— Start of Data section —

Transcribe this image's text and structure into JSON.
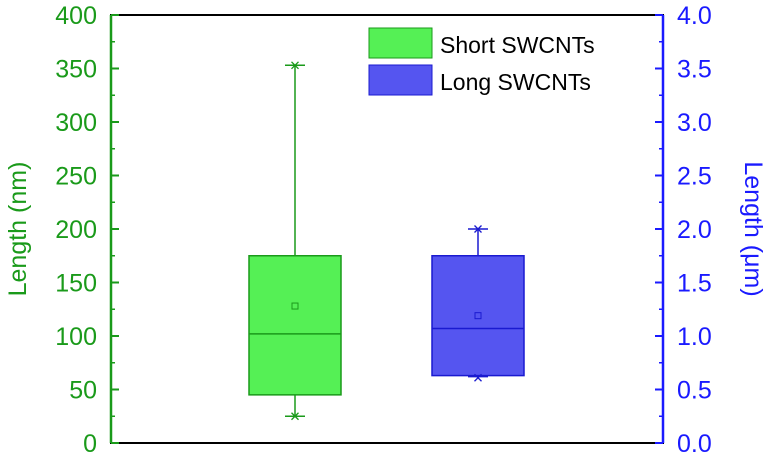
{
  "chart_data": {
    "type": "box",
    "ylabel_left": "Length (nm)",
    "ylabel_right": "Length (μm)",
    "ylim_left": [
      0,
      400
    ],
    "ylim_right": [
      0.0,
      4.0
    ],
    "yticks_left": [
      "0",
      "50",
      "100",
      "150",
      "200",
      "250",
      "300",
      "350",
      "400"
    ],
    "yticks_right": [
      "0.0",
      "0.5",
      "1.0",
      "1.5",
      "2.0",
      "2.5",
      "3.0",
      "3.5",
      "4.0"
    ],
    "legend_position": "top-right",
    "colors": {
      "left_axis": "#1a9a1a",
      "right_axis": "#1a1aff",
      "frame": "#000000"
    },
    "series": [
      {
        "name": "Short SWCNTs",
        "axis": "left",
        "unit": "nm",
        "fill": "#55f055",
        "stroke": "#1a9a1a",
        "whisker_low": 25,
        "q1": 45,
        "median": 102,
        "q3": 175,
        "whisker_high": 353,
        "mean": 128,
        "min": 25,
        "max": 353
      },
      {
        "name": "Long SWCNTs",
        "axis": "right",
        "unit": "μm",
        "fill": "#5555f0",
        "stroke": "#1a1ad0",
        "whisker_low": 0.62,
        "q1": 0.63,
        "median": 1.07,
        "q3": 1.75,
        "whisker_high": 2.0,
        "mean": 1.19,
        "min": 0.61,
        "max": 2.0
      }
    ]
  }
}
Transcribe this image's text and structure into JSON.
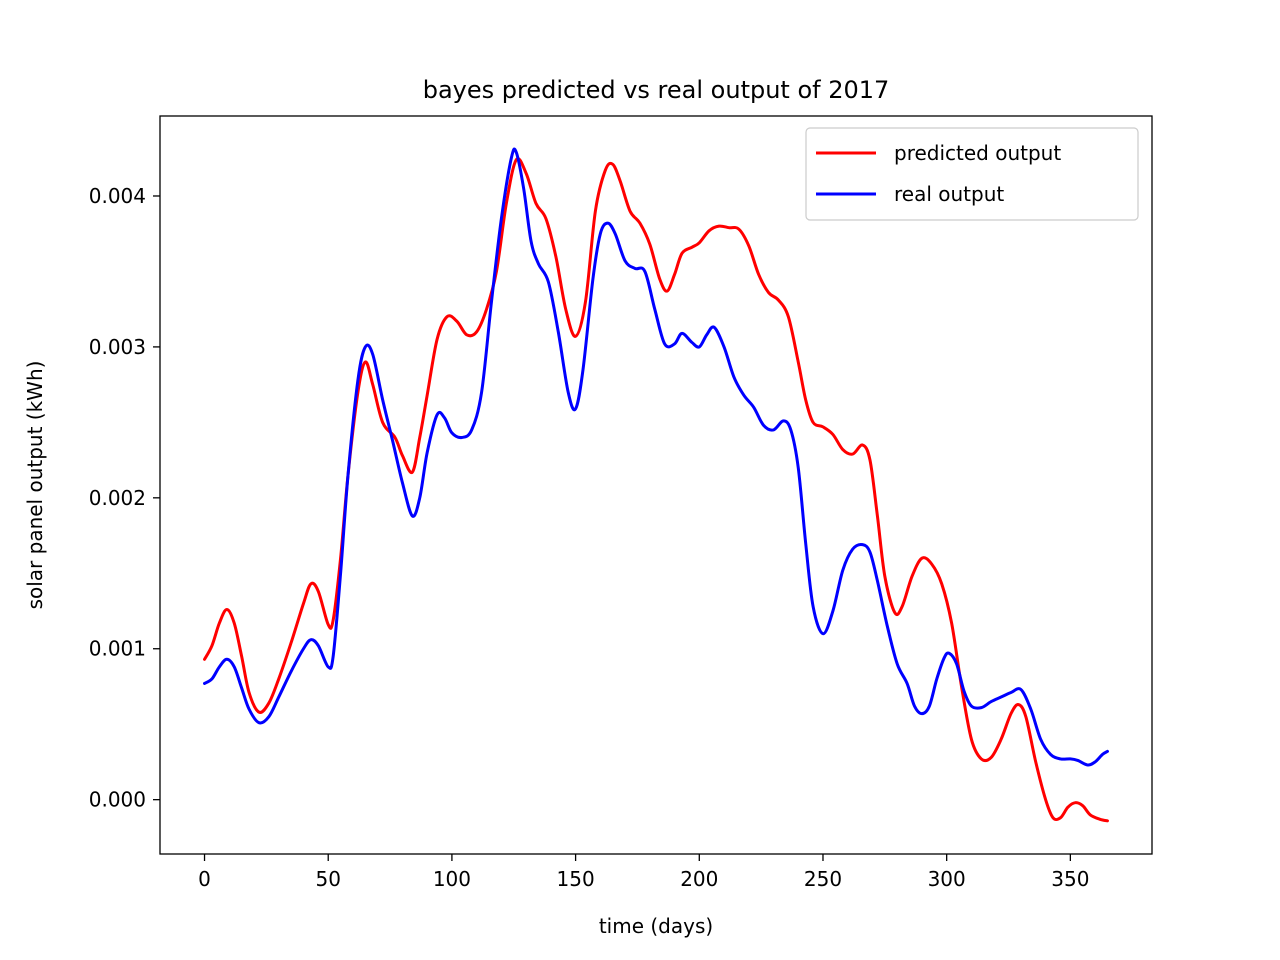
{
  "chart_data": {
    "type": "line",
    "title": "bayes predicted vs real output of 2017",
    "xlabel": "time (days)",
    "ylabel": "solar panel output (kWh)",
    "xlim": [
      -18,
      383
    ],
    "ylim": [
      -0.00036,
      0.00453
    ],
    "xticks": [
      0,
      50,
      100,
      150,
      200,
      250,
      300,
      350
    ],
    "xtick_labels": [
      "0",
      "50",
      "100",
      "150",
      "200",
      "250",
      "300",
      "350"
    ],
    "yticks": [
      0.0,
      0.001,
      0.002,
      0.003,
      0.004
    ],
    "ytick_labels": [
      "0.000",
      "0.001",
      "0.002",
      "0.003",
      "0.004"
    ],
    "grid": false,
    "legend_position": "upper right",
    "series": [
      {
        "name": "predicted output",
        "color": "#ff0000",
        "points": [
          [
            0,
            0.00093
          ],
          [
            3,
            0.00102
          ],
          [
            6,
            0.00117
          ],
          [
            9,
            0.00126
          ],
          [
            12,
            0.00117
          ],
          [
            15,
            0.00095
          ],
          [
            18,
            0.00071
          ],
          [
            22,
            0.00058
          ],
          [
            26,
            0.00064
          ],
          [
            30,
            0.0008
          ],
          [
            35,
            0.00104
          ],
          [
            40,
            0.0013
          ],
          [
            43,
            0.00143
          ],
          [
            46,
            0.00138
          ],
          [
            50,
            0.00116
          ],
          [
            52,
            0.00119
          ],
          [
            55,
            0.0016
          ],
          [
            58,
            0.00215
          ],
          [
            62,
            0.0027
          ],
          [
            65,
            0.0029
          ],
          [
            68,
            0.00275
          ],
          [
            72,
            0.0025
          ],
          [
            77,
            0.0024
          ],
          [
            80,
            0.00228
          ],
          [
            84,
            0.00217
          ],
          [
            87,
            0.0024
          ],
          [
            90,
            0.00268
          ],
          [
            94,
            0.00305
          ],
          [
            98,
            0.0032
          ],
          [
            102,
            0.00317
          ],
          [
            106,
            0.00308
          ],
          [
            110,
            0.0031
          ],
          [
            114,
            0.00325
          ],
          [
            118,
            0.0035
          ],
          [
            122,
            0.00395
          ],
          [
            126,
            0.00424
          ],
          [
            130,
            0.00415
          ],
          [
            134,
            0.00395
          ],
          [
            138,
            0.00385
          ],
          [
            142,
            0.0036
          ],
          [
            146,
            0.00325
          ],
          [
            150,
            0.00307
          ],
          [
            154,
            0.0033
          ],
          [
            158,
            0.0039
          ],
          [
            162,
            0.00417
          ],
          [
            165,
            0.00421
          ],
          [
            168,
            0.0041
          ],
          [
            172,
            0.0039
          ],
          [
            176,
            0.00382
          ],
          [
            180,
            0.00368
          ],
          [
            184,
            0.00345
          ],
          [
            187,
            0.00337
          ],
          [
            190,
            0.00348
          ],
          [
            193,
            0.00362
          ],
          [
            197,
            0.00366
          ],
          [
            200,
            0.00369
          ],
          [
            204,
            0.00377
          ],
          [
            208,
            0.0038
          ],
          [
            212,
            0.00379
          ],
          [
            216,
            0.00378
          ],
          [
            220,
            0.00367
          ],
          [
            224,
            0.00348
          ],
          [
            228,
            0.00336
          ],
          [
            232,
            0.00331
          ],
          [
            236,
            0.0032
          ],
          [
            240,
            0.0029
          ],
          [
            243,
            0.00265
          ],
          [
            246,
            0.0025
          ],
          [
            250,
            0.00247
          ],
          [
            254,
            0.00242
          ],
          [
            258,
            0.00232
          ],
          [
            262,
            0.00229
          ],
          [
            266,
            0.00235
          ],
          [
            269,
            0.00225
          ],
          [
            272,
            0.00188
          ],
          [
            275,
            0.00148
          ],
          [
            279,
            0.00124
          ],
          [
            282,
            0.00128
          ],
          [
            286,
            0.00148
          ],
          [
            290,
            0.0016
          ],
          [
            294,
            0.00156
          ],
          [
            298,
            0.00143
          ],
          [
            302,
            0.00117
          ],
          [
            306,
            0.00075
          ],
          [
            310,
            0.0004
          ],
          [
            314,
            0.00027
          ],
          [
            318,
            0.00028
          ],
          [
            322,
            0.0004
          ],
          [
            326,
            0.00057
          ],
          [
            329,
            0.00063
          ],
          [
            332,
            0.00055
          ],
          [
            336,
            0.00025
          ],
          [
            340,
            0.0
          ],
          [
            343,
            -0.00012
          ],
          [
            346,
            -0.00012
          ],
          [
            349,
            -5e-05
          ],
          [
            352,
            -2e-05
          ],
          [
            355,
            -4e-05
          ],
          [
            358,
            -0.0001
          ],
          [
            362,
            -0.00013
          ],
          [
            365,
            -0.00014
          ]
        ]
      },
      {
        "name": "real output",
        "color": "#0000ff",
        "points": [
          [
            0,
            0.00077
          ],
          [
            3,
            0.0008
          ],
          [
            6,
            0.00088
          ],
          [
            9,
            0.00093
          ],
          [
            12,
            0.00088
          ],
          [
            15,
            0.00074
          ],
          [
            18,
            0.0006
          ],
          [
            22,
            0.00051
          ],
          [
            26,
            0.00055
          ],
          [
            30,
            0.00068
          ],
          [
            35,
            0.00085
          ],
          [
            40,
            0.001
          ],
          [
            43,
            0.00106
          ],
          [
            46,
            0.00102
          ],
          [
            50,
            0.00088
          ],
          [
            52,
            0.00095
          ],
          [
            55,
            0.0015
          ],
          [
            58,
            0.00215
          ],
          [
            62,
            0.00278
          ],
          [
            65,
            0.003
          ],
          [
            68,
            0.00295
          ],
          [
            72,
            0.00265
          ],
          [
            76,
            0.00238
          ],
          [
            80,
            0.0021
          ],
          [
            84,
            0.00188
          ],
          [
            87,
            0.002
          ],
          [
            90,
            0.0023
          ],
          [
            94,
            0.00255
          ],
          [
            97,
            0.00253
          ],
          [
            100,
            0.00243
          ],
          [
            104,
            0.0024
          ],
          [
            108,
            0.00245
          ],
          [
            112,
            0.0027
          ],
          [
            116,
            0.0033
          ],
          [
            120,
            0.00385
          ],
          [
            124,
            0.00425
          ],
          [
            126,
            0.00429
          ],
          [
            129,
            0.00405
          ],
          [
            132,
            0.0037
          ],
          [
            135,
            0.00355
          ],
          [
            139,
            0.00343
          ],
          [
            143,
            0.0031
          ],
          [
            147,
            0.0027
          ],
          [
            150,
            0.00259
          ],
          [
            153,
            0.00285
          ],
          [
            157,
            0.00345
          ],
          [
            160,
            0.00375
          ],
          [
            163,
            0.00382
          ],
          [
            166,
            0.00375
          ],
          [
            170,
            0.00357
          ],
          [
            174,
            0.00352
          ],
          [
            178,
            0.0035
          ],
          [
            182,
            0.00325
          ],
          [
            186,
            0.00302
          ],
          [
            190,
            0.00302
          ],
          [
            193,
            0.00309
          ],
          [
            197,
            0.00303
          ],
          [
            200,
            0.003
          ],
          [
            203,
            0.00308
          ],
          [
            206,
            0.00313
          ],
          [
            210,
            0.003
          ],
          [
            214,
            0.0028
          ],
          [
            218,
            0.00268
          ],
          [
            222,
            0.0026
          ],
          [
            226,
            0.00248
          ],
          [
            230,
            0.00245
          ],
          [
            234,
            0.00251
          ],
          [
            237,
            0.00245
          ],
          [
            240,
            0.0022
          ],
          [
            243,
            0.0017
          ],
          [
            246,
            0.00128
          ],
          [
            250,
            0.0011
          ],
          [
            254,
            0.00125
          ],
          [
            258,
            0.00152
          ],
          [
            262,
            0.00166
          ],
          [
            266,
            0.00169
          ],
          [
            269,
            0.00164
          ],
          [
            272,
            0.00145
          ],
          [
            276,
            0.00115
          ],
          [
            280,
            0.0009
          ],
          [
            284,
            0.00077
          ],
          [
            287,
            0.00062
          ],
          [
            290,
            0.00057
          ],
          [
            293,
            0.00062
          ],
          [
            296,
            0.0008
          ],
          [
            299,
            0.00094
          ],
          [
            301,
            0.00097
          ],
          [
            304,
            0.0009
          ],
          [
            307,
            0.00072
          ],
          [
            310,
            0.00062
          ],
          [
            314,
            0.00061
          ],
          [
            318,
            0.00065
          ],
          [
            322,
            0.00068
          ],
          [
            326,
            0.00071
          ],
          [
            330,
            0.00073
          ],
          [
            334,
            0.0006
          ],
          [
            338,
            0.0004
          ],
          [
            342,
            0.0003
          ],
          [
            346,
            0.00027
          ],
          [
            350,
            0.00027
          ],
          [
            353,
            0.00026
          ],
          [
            357,
            0.00023
          ],
          [
            360,
            0.00025
          ],
          [
            363,
            0.0003
          ],
          [
            365,
            0.00032
          ]
        ]
      }
    ]
  }
}
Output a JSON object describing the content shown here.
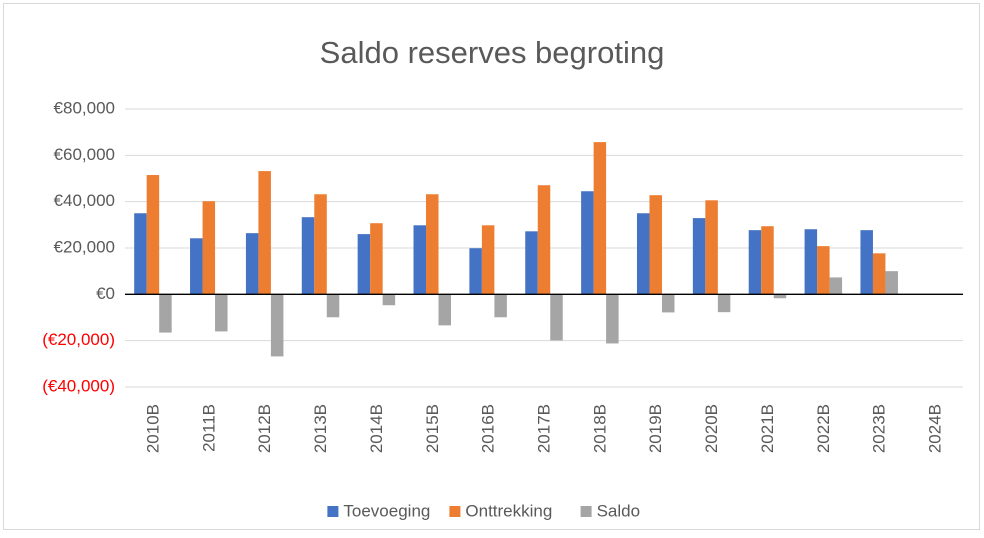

— End of Data section —

Report the number of lines in the entries above that include the string "name". Give nothing but the number.

4